#### [Directions for this task]
Print every line of the listing exactly, please.

--- START OF Input data ---

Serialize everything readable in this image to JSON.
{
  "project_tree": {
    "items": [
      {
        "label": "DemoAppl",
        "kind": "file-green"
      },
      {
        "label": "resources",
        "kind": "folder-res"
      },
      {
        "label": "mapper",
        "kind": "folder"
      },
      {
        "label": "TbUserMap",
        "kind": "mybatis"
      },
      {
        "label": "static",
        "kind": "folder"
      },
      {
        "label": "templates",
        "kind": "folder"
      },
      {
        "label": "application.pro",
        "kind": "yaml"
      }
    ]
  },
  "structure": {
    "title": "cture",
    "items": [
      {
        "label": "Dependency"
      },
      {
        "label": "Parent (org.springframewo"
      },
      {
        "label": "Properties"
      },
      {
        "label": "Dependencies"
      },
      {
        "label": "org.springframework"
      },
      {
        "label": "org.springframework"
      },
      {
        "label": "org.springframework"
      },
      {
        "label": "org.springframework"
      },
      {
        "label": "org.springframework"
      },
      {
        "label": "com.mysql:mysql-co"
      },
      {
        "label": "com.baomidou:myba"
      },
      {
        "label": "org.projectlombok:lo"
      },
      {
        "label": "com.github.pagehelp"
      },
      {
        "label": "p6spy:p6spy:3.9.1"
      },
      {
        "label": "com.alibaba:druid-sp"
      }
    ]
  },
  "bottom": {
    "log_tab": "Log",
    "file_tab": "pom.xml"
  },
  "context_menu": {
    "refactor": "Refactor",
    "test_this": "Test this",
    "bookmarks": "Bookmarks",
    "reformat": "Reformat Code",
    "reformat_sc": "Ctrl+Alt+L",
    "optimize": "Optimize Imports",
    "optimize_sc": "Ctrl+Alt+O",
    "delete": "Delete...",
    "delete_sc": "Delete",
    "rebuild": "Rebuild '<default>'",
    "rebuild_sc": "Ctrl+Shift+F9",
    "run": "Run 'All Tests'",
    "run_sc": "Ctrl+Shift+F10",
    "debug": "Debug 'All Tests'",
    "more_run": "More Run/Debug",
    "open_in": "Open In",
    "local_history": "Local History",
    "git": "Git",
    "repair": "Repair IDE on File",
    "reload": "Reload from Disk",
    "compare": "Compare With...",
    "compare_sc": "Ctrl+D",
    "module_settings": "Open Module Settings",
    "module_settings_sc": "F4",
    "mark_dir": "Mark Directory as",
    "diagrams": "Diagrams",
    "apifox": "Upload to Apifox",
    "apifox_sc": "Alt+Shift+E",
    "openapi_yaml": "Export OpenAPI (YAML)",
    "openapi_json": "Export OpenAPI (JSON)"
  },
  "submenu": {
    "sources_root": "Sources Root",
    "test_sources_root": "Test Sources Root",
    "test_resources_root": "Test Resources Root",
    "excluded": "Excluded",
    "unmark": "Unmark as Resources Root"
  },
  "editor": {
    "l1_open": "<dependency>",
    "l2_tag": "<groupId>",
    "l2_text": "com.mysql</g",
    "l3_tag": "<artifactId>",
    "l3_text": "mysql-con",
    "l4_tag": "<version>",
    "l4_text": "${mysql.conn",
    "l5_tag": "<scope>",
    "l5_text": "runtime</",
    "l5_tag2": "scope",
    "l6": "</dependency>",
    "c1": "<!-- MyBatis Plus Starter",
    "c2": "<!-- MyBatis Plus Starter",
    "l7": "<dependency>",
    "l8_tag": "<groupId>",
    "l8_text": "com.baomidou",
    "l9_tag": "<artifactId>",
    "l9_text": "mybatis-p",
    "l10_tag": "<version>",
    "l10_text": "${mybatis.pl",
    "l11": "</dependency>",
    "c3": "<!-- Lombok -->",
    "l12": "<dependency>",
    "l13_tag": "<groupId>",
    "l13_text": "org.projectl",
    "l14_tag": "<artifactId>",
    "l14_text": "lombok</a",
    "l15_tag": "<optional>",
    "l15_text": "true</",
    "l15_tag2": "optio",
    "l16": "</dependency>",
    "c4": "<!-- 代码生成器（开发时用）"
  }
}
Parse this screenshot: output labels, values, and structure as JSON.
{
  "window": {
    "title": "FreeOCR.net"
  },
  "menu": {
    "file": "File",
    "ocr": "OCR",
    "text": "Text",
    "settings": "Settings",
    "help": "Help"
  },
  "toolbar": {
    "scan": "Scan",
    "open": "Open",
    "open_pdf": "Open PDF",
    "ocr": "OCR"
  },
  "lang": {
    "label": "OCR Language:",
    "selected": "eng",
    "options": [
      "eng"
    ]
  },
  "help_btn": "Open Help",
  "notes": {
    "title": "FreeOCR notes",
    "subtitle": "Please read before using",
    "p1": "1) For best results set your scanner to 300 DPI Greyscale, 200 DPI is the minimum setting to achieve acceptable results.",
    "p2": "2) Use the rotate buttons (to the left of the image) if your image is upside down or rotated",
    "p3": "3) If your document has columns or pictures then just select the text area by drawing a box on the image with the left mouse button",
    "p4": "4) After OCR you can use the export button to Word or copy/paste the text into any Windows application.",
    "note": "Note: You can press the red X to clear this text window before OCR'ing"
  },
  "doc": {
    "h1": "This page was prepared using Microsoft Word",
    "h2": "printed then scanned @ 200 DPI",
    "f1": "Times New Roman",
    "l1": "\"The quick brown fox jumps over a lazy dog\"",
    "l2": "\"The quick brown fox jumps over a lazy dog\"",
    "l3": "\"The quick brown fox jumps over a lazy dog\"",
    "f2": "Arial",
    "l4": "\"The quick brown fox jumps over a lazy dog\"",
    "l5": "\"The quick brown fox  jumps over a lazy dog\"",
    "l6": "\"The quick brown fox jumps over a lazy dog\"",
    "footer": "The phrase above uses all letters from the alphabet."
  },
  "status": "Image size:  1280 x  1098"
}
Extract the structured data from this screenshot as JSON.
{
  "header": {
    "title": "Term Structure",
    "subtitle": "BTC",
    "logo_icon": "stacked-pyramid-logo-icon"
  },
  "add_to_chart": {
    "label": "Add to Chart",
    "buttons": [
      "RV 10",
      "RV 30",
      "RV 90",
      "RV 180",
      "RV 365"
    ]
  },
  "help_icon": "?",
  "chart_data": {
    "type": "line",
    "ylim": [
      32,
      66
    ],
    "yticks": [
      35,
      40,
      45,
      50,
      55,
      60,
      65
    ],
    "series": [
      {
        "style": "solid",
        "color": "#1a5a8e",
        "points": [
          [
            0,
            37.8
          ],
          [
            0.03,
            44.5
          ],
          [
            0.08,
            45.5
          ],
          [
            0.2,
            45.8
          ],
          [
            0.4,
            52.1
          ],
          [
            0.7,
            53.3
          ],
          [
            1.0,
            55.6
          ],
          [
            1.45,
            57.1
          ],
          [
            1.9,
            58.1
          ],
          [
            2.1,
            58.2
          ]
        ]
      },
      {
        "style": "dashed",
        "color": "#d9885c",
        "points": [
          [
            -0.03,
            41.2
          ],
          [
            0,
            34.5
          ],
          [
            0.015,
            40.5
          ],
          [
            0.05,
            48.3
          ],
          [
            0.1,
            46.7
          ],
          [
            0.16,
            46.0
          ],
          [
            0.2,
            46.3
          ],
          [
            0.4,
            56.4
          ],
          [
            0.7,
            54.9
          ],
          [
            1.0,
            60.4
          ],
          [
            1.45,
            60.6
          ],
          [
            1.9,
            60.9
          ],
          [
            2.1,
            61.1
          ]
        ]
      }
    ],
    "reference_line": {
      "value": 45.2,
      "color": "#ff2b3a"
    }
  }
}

--- END OF Input data ---

#### [Complete output]
Serialize everything readable in this image to JSON.
{
  "project_tree": {
    "items": [
      {
        "label": "DemoAppl",
        "kind": "file-green"
      },
      {
        "label": "resources",
        "kind": "folder-res"
      },
      {
        "label": "mapper",
        "kind": "folder"
      },
      {
        "label": "TbUserMap",
        "kind": "mybatis"
      },
      {
        "label": "static",
        "kind": "folder"
      },
      {
        "label": "templates",
        "kind": "folder"
      },
      {
        "label": "application.pro",
        "kind": "yaml"
      }
    ]
  },
  "structure": {
    "title": "cture",
    "items": [
      {
        "label": "Dependency"
      },
      {
        "label": "Parent (org.springframewo"
      },
      {
        "label": "Properties"
      },
      {
        "label": "Dependencies"
      },
      {
        "label": "org.springframework"
      },
      {
        "label": "org.springframework"
      },
      {
        "label": "org.springframework"
      },
      {
        "label": "org.springframework"
      },
      {
        "label": "org.springframework"
      },
      {
        "label": "com.mysql:mysql-co"
      },
      {
        "label": "com.baomidou:myba"
      },
      {
        "label": "org.projectlombok:lo"
      },
      {
        "label": "com.github.pagehelp"
      },
      {
        "label": "p6spy:p6spy:3.9.1"
      },
      {
        "label": "com.alibaba:druid-sp"
      }
    ]
  },
  "bottom": {
    "log_tab": "Log",
    "file_tab": "pom.xml"
  },
  "context_menu": {
    "refactor": "Refactor",
    "test_this": "Test this",
    "bookmarks": "Bookmarks",
    "reformat": "Reformat Code",
    "reformat_sc": "Ctrl+Alt+L",
    "optimize": "Optimize Imports",
    "optimize_sc": "Ctrl+Alt+O",
    "delete": "Delete...",
    "delete_sc": "Delete",
    "rebuild": "Rebuild '<default>'",
    "rebuild_sc": "Ctrl+Shift+F9",
    "run": "Run 'All Tests'",
    "run_sc": "Ctrl+Shift+F10",
    "debug": "Debug 'All Tests'",
    "more_run": "More Run/Debug",
    "open_in": "Open In",
    "local_history": "Local History",
    "git": "Git",
    "repair": "Repair IDE on File",
    "reload": "Reload from Disk",
    "compare": "Compare With...",
    "compare_sc": "Ctrl+D",
    "module_settings": "Open Module Settings",
    "module_settings_sc": "F4",
    "mark_dir": "Mark Directory as",
    "diagrams": "Diagrams",
    "apifox": "Upload to Apifox",
    "apifox_sc": "Alt+Shift+E",
    "openapi_yaml": "Export OpenAPI (YAML)",
    "openapi_json": "Export OpenAPI (JSON)"
  },
  "submenu": {
    "sources_root": "Sources Root",
    "test_sources_root": "Test Sources Root",
    "test_resources_root": "Test Resources Root",
    "excluded": "Excluded",
    "unmark": "Unmark as Resources Root"
  },
  "editor": {
    "l1_open": "<dependency>",
    "l2_tag": "<groupId>",
    "l2_text": "com.mysql</g",
    "l3_tag": "<artifactId>",
    "l3_text": "mysql-con",
    "l4_tag": "<version>",
    "l4_text": "${mysql.conn",
    "l5_tag": "<scope>",
    "l5_text": "runtime</",
    "l5_tag2": "scope",
    "l6": "</dependency>",
    "c1": "<!-- MyBatis Plus Starter",
    "c2": "<!-- MyBatis Plus Starter",
    "l7": "<dependency>",
    "l8_tag": "<groupId>",
    "l8_text": "com.baomidou",
    "l9_tag": "<artifactId>",
    "l9_text": "mybatis-p",
    "l10_tag": "<version>",
    "l10_text": "${mybatis.pl",
    "l11": "</dependency>",
    "c3": "<!-- Lombok -->",
    "l12": "<dependency>",
    "l13_tag": "<groupId>",
    "l13_text": "org.projectl",
    "l14_tag": "<artifactId>",
    "l14_text": "lombok</a",
    "l15_tag": "<optional>",
    "l15_text": "true</",
    "l15_tag2": "optio",
    "l16": "</dependency>",
    "c4": "<!-- 代码生成器（开发时用）"
  }
}
Parse this screenshot: output labels, values, and structure as JSON.
{
  "window": {
    "title": "FreeOCR.net"
  },
  "menu": {
    "file": "File",
    "ocr": "OCR",
    "text": "Text",
    "settings": "Settings",
    "help": "Help"
  },
  "toolbar": {
    "scan": "Scan",
    "open": "Open",
    "open_pdf": "Open PDF",
    "ocr": "OCR"
  },
  "lang": {
    "label": "OCR Language:",
    "selected": "eng",
    "options": [
      "eng"
    ]
  },
  "help_btn": "Open Help",
  "notes": {
    "title": "FreeOCR notes",
    "subtitle": "Please read before using",
    "p1": "1) For best results set your scanner to 300 DPI Greyscale, 200 DPI is the minimum setting to achieve acceptable results.",
    "p2": "2) Use the rotate buttons (to the left of the image) if your image is upside down or rotated",
    "p3": "3) If your document has columns or pictures then just select the text area by drawing a box on the image with the left mouse button",
    "p4": "4) After OCR you can use the export button to Word or copy/paste the text into any Windows application.",
    "note": "Note: You can press the red X to clear this text window before OCR'ing"
  },
  "doc": {
    "h1": "This page was prepared using Microsoft Word",
    "h2": "printed then scanned @ 200 DPI",
    "f1": "Times New Roman",
    "l1": "\"The quick brown fox jumps over a lazy dog\"",
    "l2": "\"The quick brown fox jumps over a lazy dog\"",
    "l3": "\"The quick brown fox jumps over a lazy dog\"",
    "f2": "Arial",
    "l4": "\"The quick brown fox jumps over a lazy dog\"",
    "l5": "\"The quick brown fox  jumps over a lazy dog\"",
    "l6": "\"The quick brown fox jumps over a lazy dog\"",
    "footer": "The phrase above uses all letters from the alphabet."
  },
  "status": "Image size:  1280 x  1098"
}
Extract the structured data from this screenshot as JSON.
{
  "header": {
    "title": "Term Structure",
    "subtitle": "BTC",
    "logo_icon": "stacked-pyramid-logo-icon"
  },
  "add_to_chart": {
    "label": "Add to Chart",
    "buttons": [
      "RV 10",
      "RV 30",
      "RV 90",
      "RV 180",
      "RV 365"
    ]
  },
  "help_icon": "?",
  "chart_data": {
    "type": "line",
    "ylim": [
      32,
      66
    ],
    "yticks": [
      35,
      40,
      45,
      50,
      55,
      60,
      65
    ],
    "series": [
      {
        "style": "solid",
        "color": "#1a5a8e",
        "points": [
          [
            0,
            37.8
          ],
          [
            0.03,
            44.5
          ],
          [
            0.08,
            45.5
          ],
          [
            0.2,
            45.8
          ],
          [
            0.4,
            52.1
          ],
          [
            0.7,
            53.3
          ],
          [
            1.0,
            55.6
          ],
          [
            1.45,
            57.1
          ],
          [
            1.9,
            58.1
          ],
          [
            2.1,
            58.2
          ]
        ]
      },
      {
        "style": "dashed",
        "color": "#d9885c",
        "points": [
          [
            -0.03,
            41.2
          ],
          [
            0,
            34.5
          ],
          [
            0.015,
            40.5
          ],
          [
            0.05,
            48.3
          ],
          [
            0.1,
            46.7
          ],
          [
            0.16,
            46.0
          ],
          [
            0.2,
            46.3
          ],
          [
            0.4,
            56.4
          ],
          [
            0.7,
            54.9
          ],
          [
            1.0,
            60.4
          ],
          [
            1.45,
            60.6
          ],
          [
            1.9,
            60.9
          ],
          [
            2.1,
            61.1
          ]
        ]
      }
    ],
    "reference_line": {
      "value": 45.2,
      "color": "#ff2b3a"
    }
  }
}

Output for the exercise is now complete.